--- BEGIN DATA TO PROCESS ---

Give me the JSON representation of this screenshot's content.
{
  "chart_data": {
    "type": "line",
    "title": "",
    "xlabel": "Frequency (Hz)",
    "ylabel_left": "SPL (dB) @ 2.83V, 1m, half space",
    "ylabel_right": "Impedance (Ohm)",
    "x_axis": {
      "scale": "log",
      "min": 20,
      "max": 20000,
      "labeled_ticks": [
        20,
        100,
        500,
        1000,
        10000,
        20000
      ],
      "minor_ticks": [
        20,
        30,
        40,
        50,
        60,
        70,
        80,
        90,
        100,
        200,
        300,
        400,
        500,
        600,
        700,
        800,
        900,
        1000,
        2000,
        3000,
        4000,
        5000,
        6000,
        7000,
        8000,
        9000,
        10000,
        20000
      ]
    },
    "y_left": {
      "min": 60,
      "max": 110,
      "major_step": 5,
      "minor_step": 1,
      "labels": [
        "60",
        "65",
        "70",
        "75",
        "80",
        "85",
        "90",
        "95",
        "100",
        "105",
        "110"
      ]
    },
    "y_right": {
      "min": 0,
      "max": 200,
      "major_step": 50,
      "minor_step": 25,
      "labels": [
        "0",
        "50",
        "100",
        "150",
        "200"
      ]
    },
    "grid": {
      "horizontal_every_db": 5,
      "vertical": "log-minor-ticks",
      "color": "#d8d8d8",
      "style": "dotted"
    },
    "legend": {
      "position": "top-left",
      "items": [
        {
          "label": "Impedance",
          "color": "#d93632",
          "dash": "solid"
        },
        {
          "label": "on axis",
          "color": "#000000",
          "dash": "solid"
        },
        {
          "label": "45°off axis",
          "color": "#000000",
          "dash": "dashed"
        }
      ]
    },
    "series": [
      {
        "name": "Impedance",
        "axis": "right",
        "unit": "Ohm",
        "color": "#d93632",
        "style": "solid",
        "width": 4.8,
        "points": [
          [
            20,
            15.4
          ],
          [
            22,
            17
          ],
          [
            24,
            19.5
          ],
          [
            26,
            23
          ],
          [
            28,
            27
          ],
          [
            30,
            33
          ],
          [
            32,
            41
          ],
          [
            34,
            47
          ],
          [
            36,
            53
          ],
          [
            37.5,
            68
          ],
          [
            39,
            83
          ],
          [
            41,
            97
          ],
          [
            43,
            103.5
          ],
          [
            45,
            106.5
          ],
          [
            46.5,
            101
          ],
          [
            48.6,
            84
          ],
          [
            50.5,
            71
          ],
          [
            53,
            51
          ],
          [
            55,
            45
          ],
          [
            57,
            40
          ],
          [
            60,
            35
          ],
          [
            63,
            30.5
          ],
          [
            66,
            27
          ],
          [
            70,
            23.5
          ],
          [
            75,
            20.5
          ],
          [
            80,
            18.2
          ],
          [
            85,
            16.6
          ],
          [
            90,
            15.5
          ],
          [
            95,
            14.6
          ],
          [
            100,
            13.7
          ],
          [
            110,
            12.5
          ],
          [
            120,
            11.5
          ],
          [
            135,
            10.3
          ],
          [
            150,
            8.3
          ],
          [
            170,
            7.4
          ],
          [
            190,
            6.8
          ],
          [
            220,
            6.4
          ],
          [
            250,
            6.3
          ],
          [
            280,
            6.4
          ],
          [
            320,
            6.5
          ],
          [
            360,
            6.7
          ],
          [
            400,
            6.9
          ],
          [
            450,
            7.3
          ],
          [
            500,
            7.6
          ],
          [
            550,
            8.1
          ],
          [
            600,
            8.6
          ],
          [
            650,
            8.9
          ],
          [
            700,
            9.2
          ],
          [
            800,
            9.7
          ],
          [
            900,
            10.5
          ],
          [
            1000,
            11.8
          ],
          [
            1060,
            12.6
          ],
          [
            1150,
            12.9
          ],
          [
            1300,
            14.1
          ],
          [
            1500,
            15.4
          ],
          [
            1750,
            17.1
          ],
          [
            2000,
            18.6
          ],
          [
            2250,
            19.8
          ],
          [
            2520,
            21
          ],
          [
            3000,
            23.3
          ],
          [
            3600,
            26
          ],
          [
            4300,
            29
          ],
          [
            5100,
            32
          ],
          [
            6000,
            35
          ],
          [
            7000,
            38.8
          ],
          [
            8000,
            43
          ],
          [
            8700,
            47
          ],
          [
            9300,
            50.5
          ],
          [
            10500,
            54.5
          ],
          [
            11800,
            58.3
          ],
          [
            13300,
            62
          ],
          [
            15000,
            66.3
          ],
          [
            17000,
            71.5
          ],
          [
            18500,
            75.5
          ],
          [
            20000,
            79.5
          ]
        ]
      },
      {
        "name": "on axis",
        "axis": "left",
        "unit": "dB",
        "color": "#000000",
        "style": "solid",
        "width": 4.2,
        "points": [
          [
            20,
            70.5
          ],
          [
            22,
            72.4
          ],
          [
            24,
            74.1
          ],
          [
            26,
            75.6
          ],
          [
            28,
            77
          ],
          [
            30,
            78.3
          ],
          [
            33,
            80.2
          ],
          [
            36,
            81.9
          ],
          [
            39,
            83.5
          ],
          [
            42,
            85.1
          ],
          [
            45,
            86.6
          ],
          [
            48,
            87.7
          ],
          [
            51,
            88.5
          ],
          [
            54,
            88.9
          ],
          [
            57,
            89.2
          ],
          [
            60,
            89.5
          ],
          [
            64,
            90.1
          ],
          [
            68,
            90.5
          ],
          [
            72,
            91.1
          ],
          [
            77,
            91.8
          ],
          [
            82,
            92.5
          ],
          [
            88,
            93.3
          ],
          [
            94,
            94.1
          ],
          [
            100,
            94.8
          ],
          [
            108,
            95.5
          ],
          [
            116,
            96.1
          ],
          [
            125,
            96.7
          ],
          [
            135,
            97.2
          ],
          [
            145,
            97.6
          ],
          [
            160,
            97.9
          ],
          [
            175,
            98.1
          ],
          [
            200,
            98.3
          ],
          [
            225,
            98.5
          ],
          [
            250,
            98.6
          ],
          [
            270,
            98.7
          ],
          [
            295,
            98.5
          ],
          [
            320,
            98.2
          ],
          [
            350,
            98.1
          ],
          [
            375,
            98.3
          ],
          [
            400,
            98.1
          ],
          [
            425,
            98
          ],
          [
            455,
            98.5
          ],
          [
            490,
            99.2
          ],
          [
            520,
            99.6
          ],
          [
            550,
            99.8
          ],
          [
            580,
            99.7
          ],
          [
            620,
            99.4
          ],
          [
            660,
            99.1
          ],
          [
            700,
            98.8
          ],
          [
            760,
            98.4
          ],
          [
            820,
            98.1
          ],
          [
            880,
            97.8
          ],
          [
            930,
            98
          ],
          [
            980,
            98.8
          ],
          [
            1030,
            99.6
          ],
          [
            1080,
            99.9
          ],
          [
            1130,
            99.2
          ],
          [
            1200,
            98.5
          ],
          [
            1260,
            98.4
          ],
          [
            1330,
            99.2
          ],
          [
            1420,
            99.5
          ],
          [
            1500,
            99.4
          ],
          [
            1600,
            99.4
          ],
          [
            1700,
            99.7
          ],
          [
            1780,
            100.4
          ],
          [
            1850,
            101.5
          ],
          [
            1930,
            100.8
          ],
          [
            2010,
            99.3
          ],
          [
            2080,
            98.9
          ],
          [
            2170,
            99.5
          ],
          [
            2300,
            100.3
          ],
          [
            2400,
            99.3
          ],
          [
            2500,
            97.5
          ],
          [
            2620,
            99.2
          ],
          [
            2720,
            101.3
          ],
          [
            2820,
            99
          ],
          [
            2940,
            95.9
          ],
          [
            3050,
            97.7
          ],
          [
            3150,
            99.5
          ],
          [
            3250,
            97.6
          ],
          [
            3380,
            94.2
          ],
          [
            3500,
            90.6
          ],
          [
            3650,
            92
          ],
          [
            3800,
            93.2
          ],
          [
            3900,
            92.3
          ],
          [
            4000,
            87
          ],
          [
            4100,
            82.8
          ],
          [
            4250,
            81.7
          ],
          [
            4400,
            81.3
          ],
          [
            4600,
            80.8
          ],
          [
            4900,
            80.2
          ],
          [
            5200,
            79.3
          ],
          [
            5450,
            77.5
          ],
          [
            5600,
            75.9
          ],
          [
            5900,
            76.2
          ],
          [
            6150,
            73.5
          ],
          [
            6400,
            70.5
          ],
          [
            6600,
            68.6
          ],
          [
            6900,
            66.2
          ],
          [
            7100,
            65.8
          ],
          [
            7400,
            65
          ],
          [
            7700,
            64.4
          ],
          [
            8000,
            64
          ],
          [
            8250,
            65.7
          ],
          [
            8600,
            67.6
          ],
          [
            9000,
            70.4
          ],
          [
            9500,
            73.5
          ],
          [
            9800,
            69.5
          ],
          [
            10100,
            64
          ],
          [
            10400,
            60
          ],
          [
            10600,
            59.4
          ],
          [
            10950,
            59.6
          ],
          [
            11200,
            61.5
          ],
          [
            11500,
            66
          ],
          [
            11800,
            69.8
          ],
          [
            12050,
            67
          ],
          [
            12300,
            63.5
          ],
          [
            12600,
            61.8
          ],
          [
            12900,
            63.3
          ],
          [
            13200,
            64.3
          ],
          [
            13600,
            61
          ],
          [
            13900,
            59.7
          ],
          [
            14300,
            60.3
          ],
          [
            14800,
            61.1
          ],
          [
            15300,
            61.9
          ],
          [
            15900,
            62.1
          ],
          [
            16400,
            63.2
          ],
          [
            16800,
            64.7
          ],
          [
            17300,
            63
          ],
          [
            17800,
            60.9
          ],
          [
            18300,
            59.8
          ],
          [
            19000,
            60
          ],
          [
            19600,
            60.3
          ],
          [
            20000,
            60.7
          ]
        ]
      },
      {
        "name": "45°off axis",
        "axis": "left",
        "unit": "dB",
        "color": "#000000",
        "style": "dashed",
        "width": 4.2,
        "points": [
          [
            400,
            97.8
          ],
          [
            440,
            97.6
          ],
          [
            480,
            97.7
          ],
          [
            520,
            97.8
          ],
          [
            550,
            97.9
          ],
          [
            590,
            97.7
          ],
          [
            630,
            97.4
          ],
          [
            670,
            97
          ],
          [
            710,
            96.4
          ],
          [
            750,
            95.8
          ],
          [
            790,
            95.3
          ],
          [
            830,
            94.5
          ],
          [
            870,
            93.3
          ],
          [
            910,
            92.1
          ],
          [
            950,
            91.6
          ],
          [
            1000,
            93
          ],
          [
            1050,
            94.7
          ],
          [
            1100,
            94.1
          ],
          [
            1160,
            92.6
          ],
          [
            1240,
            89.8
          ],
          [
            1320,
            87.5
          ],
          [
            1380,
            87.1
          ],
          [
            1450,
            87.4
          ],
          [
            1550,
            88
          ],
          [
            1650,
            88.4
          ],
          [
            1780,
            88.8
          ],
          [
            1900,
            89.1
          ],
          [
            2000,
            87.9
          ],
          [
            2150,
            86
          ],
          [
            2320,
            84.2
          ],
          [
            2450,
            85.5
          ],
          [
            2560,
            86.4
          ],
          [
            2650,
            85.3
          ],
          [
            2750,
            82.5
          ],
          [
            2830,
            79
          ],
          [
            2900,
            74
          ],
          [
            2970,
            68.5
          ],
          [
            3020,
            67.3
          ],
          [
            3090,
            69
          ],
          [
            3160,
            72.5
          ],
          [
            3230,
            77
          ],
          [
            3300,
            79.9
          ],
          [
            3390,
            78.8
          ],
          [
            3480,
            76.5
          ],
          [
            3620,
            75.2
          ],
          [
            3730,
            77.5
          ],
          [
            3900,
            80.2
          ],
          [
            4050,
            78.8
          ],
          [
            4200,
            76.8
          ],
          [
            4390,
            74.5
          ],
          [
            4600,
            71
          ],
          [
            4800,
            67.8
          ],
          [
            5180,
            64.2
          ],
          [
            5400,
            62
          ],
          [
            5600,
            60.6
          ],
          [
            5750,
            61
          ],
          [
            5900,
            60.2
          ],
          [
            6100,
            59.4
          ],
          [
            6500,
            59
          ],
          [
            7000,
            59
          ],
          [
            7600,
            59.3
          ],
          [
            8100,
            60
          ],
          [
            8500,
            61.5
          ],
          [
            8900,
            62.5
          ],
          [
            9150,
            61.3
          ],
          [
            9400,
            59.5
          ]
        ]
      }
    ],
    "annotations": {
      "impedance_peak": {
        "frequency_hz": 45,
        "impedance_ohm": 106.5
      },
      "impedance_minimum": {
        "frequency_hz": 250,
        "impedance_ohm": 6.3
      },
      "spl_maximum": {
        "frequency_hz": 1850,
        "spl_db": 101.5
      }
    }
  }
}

--- END DATA TO PROCESS ---

Using the material above, report each line where "name" occurs.

        "name": "Impedance",
        "name": "on axis",
        "name": "45°off axis",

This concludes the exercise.